**Directive A**
List every R function called in the code shown in the forum thread.
**Directive B**
Reproduce the passage of the forum thread that begins with "How to resolve" and ends with "as Excel file.", replacing "dataframe" with "data frame".

-2

Introdution

I have written following R code by referring Link-1. Here, Sparklyr package is used in R programming to read huge data from JSON file. But, while creating CSV file, it has shown the error.

R code

sc <- spark_connect(master = "local", config = conf, version = '2.2.0')
sample_tbl <- spark_read_json(sc,name="example",path="example.json", header = TRUE, 
                              memory = FALSE, overwrite = TRUE)
sdf_schema_viewer(sample_tbl) # to create db schema
sample_tbl %>% spark_write_csv(path = "data.csv") # To write CSV file

Last line shows the following error. Dataset contains different data types. If required I can show the database schema. It contains nested data columns.

Error

Error: java.lang.UnsupportedOperationException: CSV data source does not support struct,media:array,display_url:string,expanded_url:string,id:bigint,id_str:string,indices:array,media......

Question

How to resolve this error? Is it due to the different data types or deep level 2 to 3 nested columns? Any help would be appreciated.

Shree
  • 203
  • 3
  • 22

1 Answers1

2

It seems that your dataframe has array data type, which is NOT supported by CSV. It seems it's not possible that CSV file can include array or other nest structure for this scenario.

Therefore, If you want your data to be human readable text, write out as Excel file.

**Stored data**
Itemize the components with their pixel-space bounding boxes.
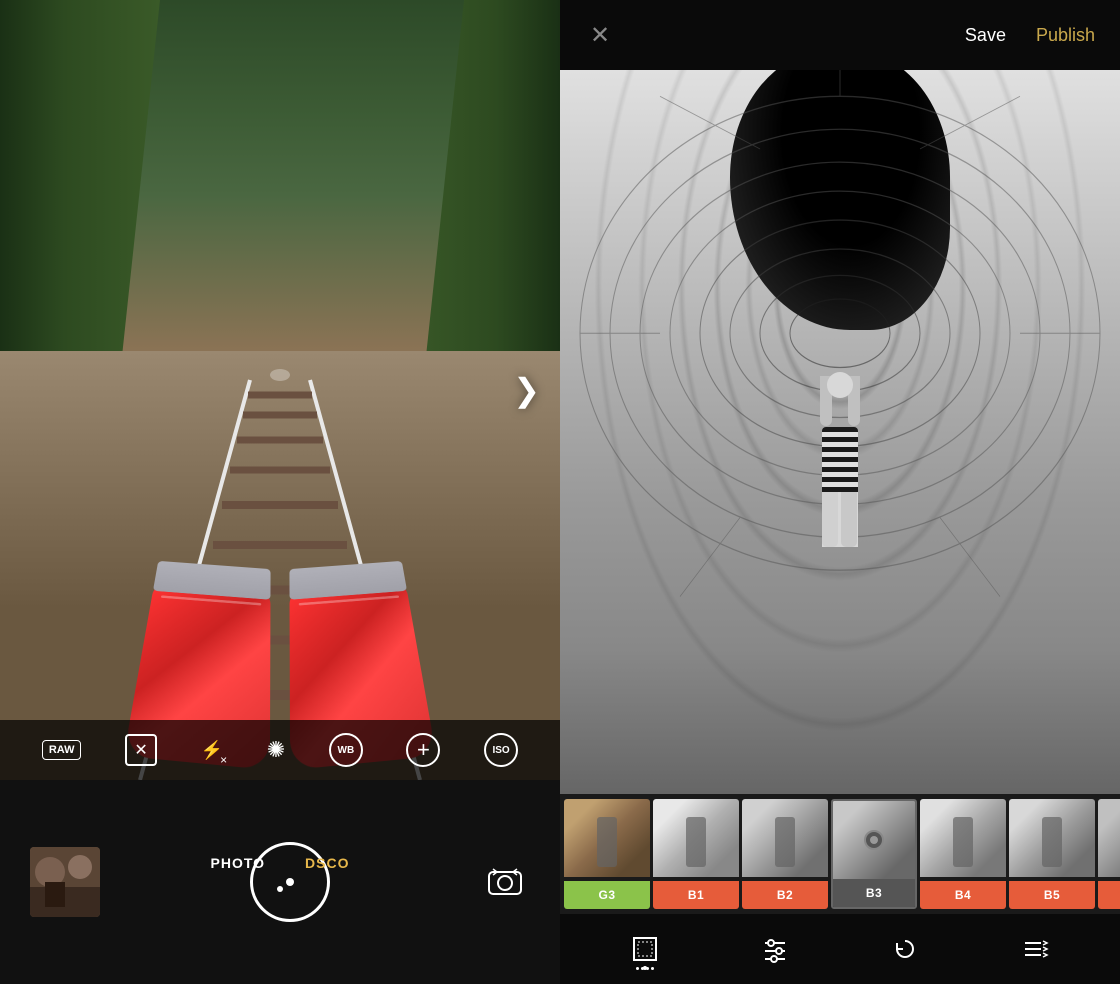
filter-strip: G3 B1 B2 B3 [560,794,1120,914]
sliders-icon [761,935,789,963]
filter-b6-label: B6 [1098,881,1120,909]
save-button[interactable]: Save [965,25,1006,46]
frame-dots [636,967,654,970]
figure-striped-top [822,427,858,492]
filter-b3[interactable]: B3 [831,799,917,909]
filter-b4-thumb [920,799,1006,877]
filter-b1-figure [686,817,706,867]
sun-rays-icon: ✺ [267,737,285,763]
filter-b5-label: B5 [1009,881,1095,909]
filter-b2-label: B2 [742,881,828,909]
raw-button[interactable]: RAW [42,740,82,760]
filter-g3[interactable]: G3 [564,799,650,909]
filter-b6-thumb [1098,799,1120,877]
editor-image-area [560,70,1120,794]
filter-b5-figure [1042,817,1062,867]
figure-legs [822,492,858,547]
presets-tool-button[interactable] [1010,924,1060,974]
filter-b4[interactable]: B4 [920,799,1006,909]
filter-g3-label: G3 [564,881,650,909]
filter-b2-figure [775,817,795,867]
presets-icon [1021,935,1049,963]
edited-photo [560,70,1120,794]
filter-b4-label: B4 [920,881,1006,909]
camera-panel: ❯ RAW ✕ ⚡ ✺ WB + ISO [0,0,560,984]
camera-viewfinder: ❯ RAW ✕ ⚡ ✺ WB + ISO [0,0,560,780]
filter-b5[interactable]: B5 [1009,799,1095,909]
shutter-indicator [286,878,294,886]
camera-scene [0,0,560,780]
filter-b1-thumb [653,799,739,877]
dsco-mode-button[interactable]: DSCO [305,855,349,871]
selected-indicator [864,830,884,850]
iso-button[interactable]: ISO [484,733,518,767]
figure-head [827,372,853,398]
figure-left-leg [822,492,838,547]
filter-b3-label: B3 [833,879,915,907]
figure-girl [800,372,880,572]
editor-header: ✕ Save Publish [560,0,1120,70]
figure-head-area [824,372,856,432]
filter-b3-thumb [833,801,915,879]
camera-bottom-bar [0,780,560,984]
filter-b5-thumb [1009,799,1095,877]
frame-icon [631,935,659,963]
white-balance-button[interactable]: WB [329,733,363,767]
mode-dot-indicator [277,886,283,892]
exposure-button[interactable]: ✺ [267,737,285,763]
header-actions: Save Publish [965,25,1095,46]
filter-b6[interactable]: B6 [1098,799,1120,909]
cancel-capture-button[interactable]: ✕ [125,734,157,766]
filter-b1[interactable]: B1 [653,799,739,909]
adjust-tool-button[interactable] [750,924,800,974]
editor-toolbar [560,914,1120,984]
publish-button[interactable]: Publish [1036,25,1095,46]
filter-g3-figure [597,817,617,867]
mode-selector: PHOTO DSCO [0,847,560,879]
filter-b4-figure [953,817,973,867]
flash-button[interactable]: ⚡ [201,740,223,761]
frame-tool-button[interactable] [620,924,670,974]
next-arrow[interactable]: ❯ [513,371,540,409]
history-tool-button[interactable] [880,924,930,974]
figure-right-leg [841,492,857,547]
close-button[interactable]: ✕ [585,20,615,50]
filter-b2-thumb [742,799,828,877]
camera-controls-bar: RAW ✕ ⚡ ✺ WB + ISO [0,720,560,780]
photo-mode-button[interactable]: PHOTO [211,855,266,871]
filter-g3-thumb [564,799,650,877]
editor-panel: ✕ Save Publish [560,0,1120,984]
filter-b1-label: B1 [653,881,739,909]
add-button[interactable]: + [406,733,440,767]
history-icon [891,935,919,963]
filter-b2[interactable]: B2 [742,799,828,909]
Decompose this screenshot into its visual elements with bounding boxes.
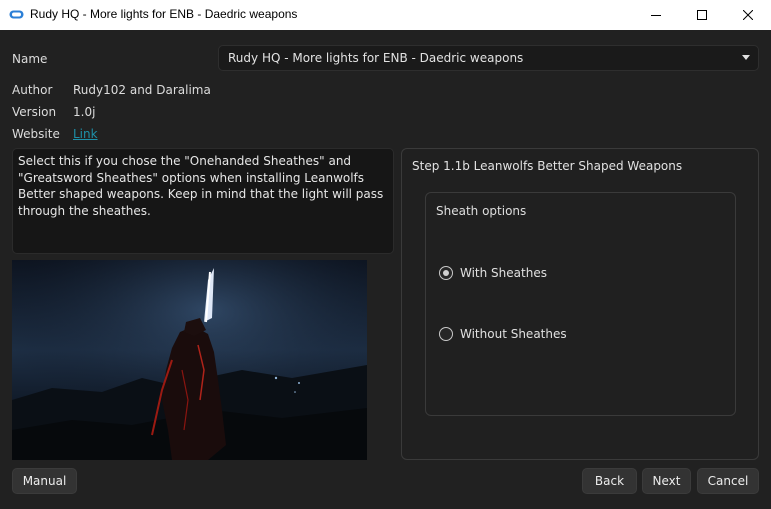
- close-button[interactable]: [725, 0, 771, 30]
- radio-button-unchecked[interactable]: [439, 327, 453, 341]
- preview-image: [12, 260, 367, 460]
- radio-button-checked[interactable]: [439, 266, 453, 280]
- manual-button[interactable]: Manual: [12, 468, 77, 494]
- description-text: Select this if you chose the "Onehanded …: [12, 148, 394, 254]
- step-panel: Step 1.1b Leanwolfs Better Shaped Weapon…: [401, 148, 759, 460]
- version-label: Version: [12, 105, 57, 119]
- back-button[interactable]: Back: [582, 468, 637, 494]
- next-button[interactable]: Next: [642, 468, 691, 494]
- option-without-sheathes[interactable]: Without Sheathes: [439, 327, 567, 341]
- group-title: Sheath options: [436, 204, 527, 218]
- name-dropdown-value: Rudy HQ - More lights for ENB - Daedric …: [228, 51, 524, 65]
- website-label: Website: [12, 127, 60, 141]
- option-label: Without Sheathes: [460, 327, 567, 341]
- maximize-icon: [697, 10, 707, 20]
- author-value: Rudy102 and Daralima: [73, 83, 211, 97]
- minimize-icon: [651, 15, 661, 16]
- step-title: Step 1.1b Leanwolfs Better Shaped Weapon…: [412, 159, 683, 173]
- close-icon: [743, 10, 753, 20]
- author-label: Author: [12, 83, 53, 97]
- option-with-sheathes[interactable]: With Sheathes: [439, 266, 547, 280]
- version-value: 1.0j: [73, 105, 96, 119]
- maximize-button[interactable]: [679, 0, 725, 30]
- app-cloud-icon: [9, 10, 24, 19]
- sheath-options-group: Sheath options With Sheathes Without She…: [425, 192, 736, 416]
- website-link[interactable]: Link: [73, 127, 98, 141]
- cancel-button[interactable]: Cancel: [697, 468, 759, 494]
- window-title: Rudy HQ - More lights for ENB - Daedric …: [30, 7, 298, 21]
- option-label: With Sheathes: [460, 266, 547, 280]
- minimize-button[interactable]: [633, 0, 679, 30]
- window-titlebar: Rudy HQ - More lights for ENB - Daedric …: [0, 0, 771, 30]
- name-label: Name: [12, 52, 48, 66]
- chevron-down-icon: [742, 55, 750, 60]
- name-dropdown[interactable]: Rudy HQ - More lights for ENB - Daedric …: [218, 45, 759, 71]
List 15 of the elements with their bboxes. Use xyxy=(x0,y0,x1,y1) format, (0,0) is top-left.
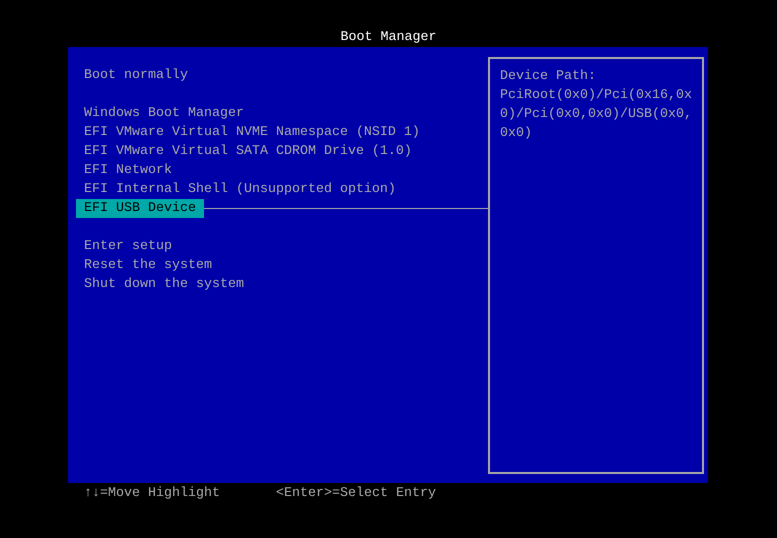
boot-menu-item[interactable]: Boot normally xyxy=(76,66,196,85)
window-title: Boot Manager xyxy=(340,29,436,47)
boot-menu-item[interactable]: EFI Network xyxy=(76,161,180,180)
help-title: Device Path: xyxy=(500,68,597,86)
key-hint: <Enter>=Select Entry xyxy=(276,486,436,501)
key-hint: ↑↓=Move Highlight xyxy=(84,486,220,501)
boot-menu-item[interactable]: Windows Boot Manager xyxy=(76,104,252,123)
boot-menu-item[interactable]: EFI USB Device xyxy=(76,199,204,218)
boot-menu-item[interactable]: Reset the system xyxy=(76,256,220,275)
boot-menu-item[interactable]: EFI VMware Virtual NVME Namespace (NSID 1) xyxy=(76,123,428,142)
boot-menu-item[interactable]: EFI VMware Virtual SATA CDROM Drive (1.0) xyxy=(76,142,420,161)
boot-menu-item[interactable]: Shut down the system xyxy=(76,275,252,294)
boot-menu-item[interactable]: Enter setup xyxy=(76,237,180,256)
boot-menu-item[interactable]: EFI Internal Shell (Unsupported option) xyxy=(76,180,404,199)
device-path-text: PciRoot(0x0)/Pci(0x16,0x0)/Pci(0x0,0x0)/USB(0x0,0x0) xyxy=(500,87,692,143)
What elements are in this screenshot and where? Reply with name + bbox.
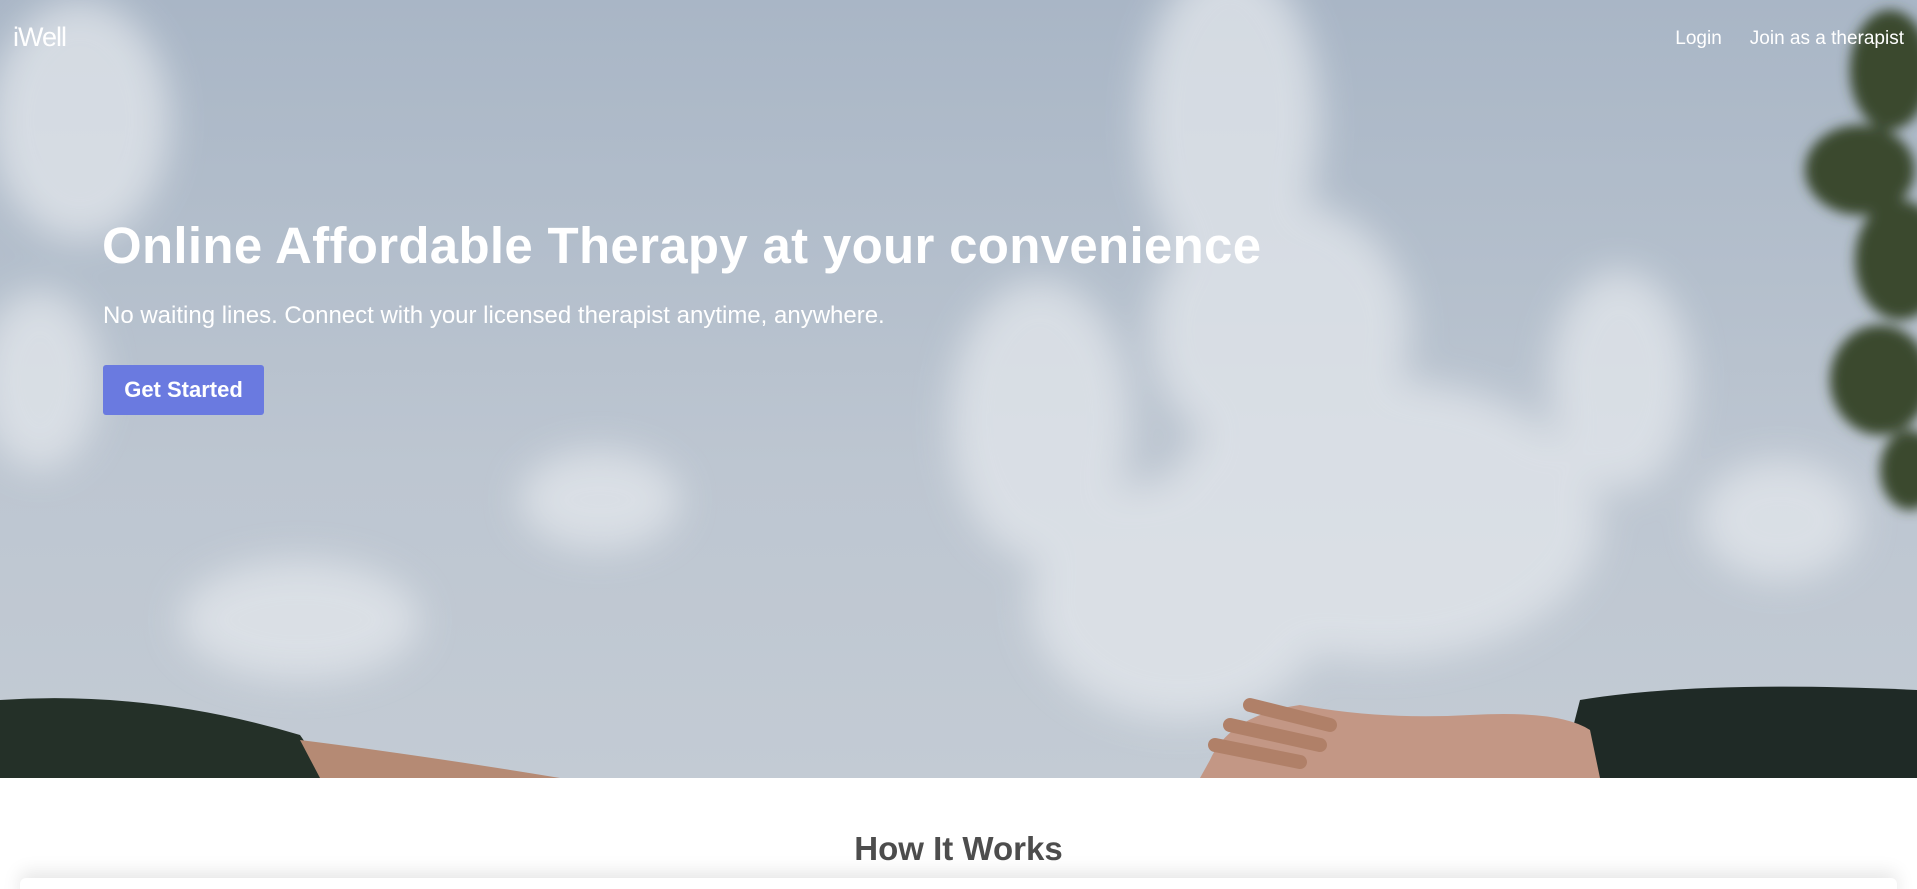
get-started-button[interactable]: Get Started (103, 365, 264, 415)
how-it-works-title: How It Works (854, 830, 1063, 867)
hero-subtitle: No waiting lines. Connect with your lice… (103, 302, 885, 329)
join-as-therapist-link[interactable]: Join as a therapist (1750, 28, 1904, 50)
logo[interactable]: iWell (13, 22, 67, 53)
how-it-works-section: How It Works (0, 778, 1917, 889)
hero-background-image (0, 0, 1917, 778)
top-nav: Login Join as a therapist (1675, 28, 1904, 50)
hero-section: iWell Login Join as a therapist Online A… (0, 0, 1917, 778)
login-link[interactable]: Login (1675, 28, 1722, 50)
hero-title: Online Affordable Therapy at your conven… (102, 217, 1262, 274)
how-it-works-card (20, 878, 1897, 889)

**Solution A**
spark_connect, spark_read_json, sdf_schema_viewer, spark_write_csv

**Solution B**
How to resolve this error? Is it due to the different data types or deep level 2 to 3 nested columns? Any help would be appreciated.

Shree
  • 203
  • 3
  • 22

1 Answers1

2

It seems that your data frame has array data type, which is NOT supported by CSV. It seems it's not possible that CSV file can include array or other nest structure for this scenario.

Therefore, If you want your data to be human readable text, write out as Excel file.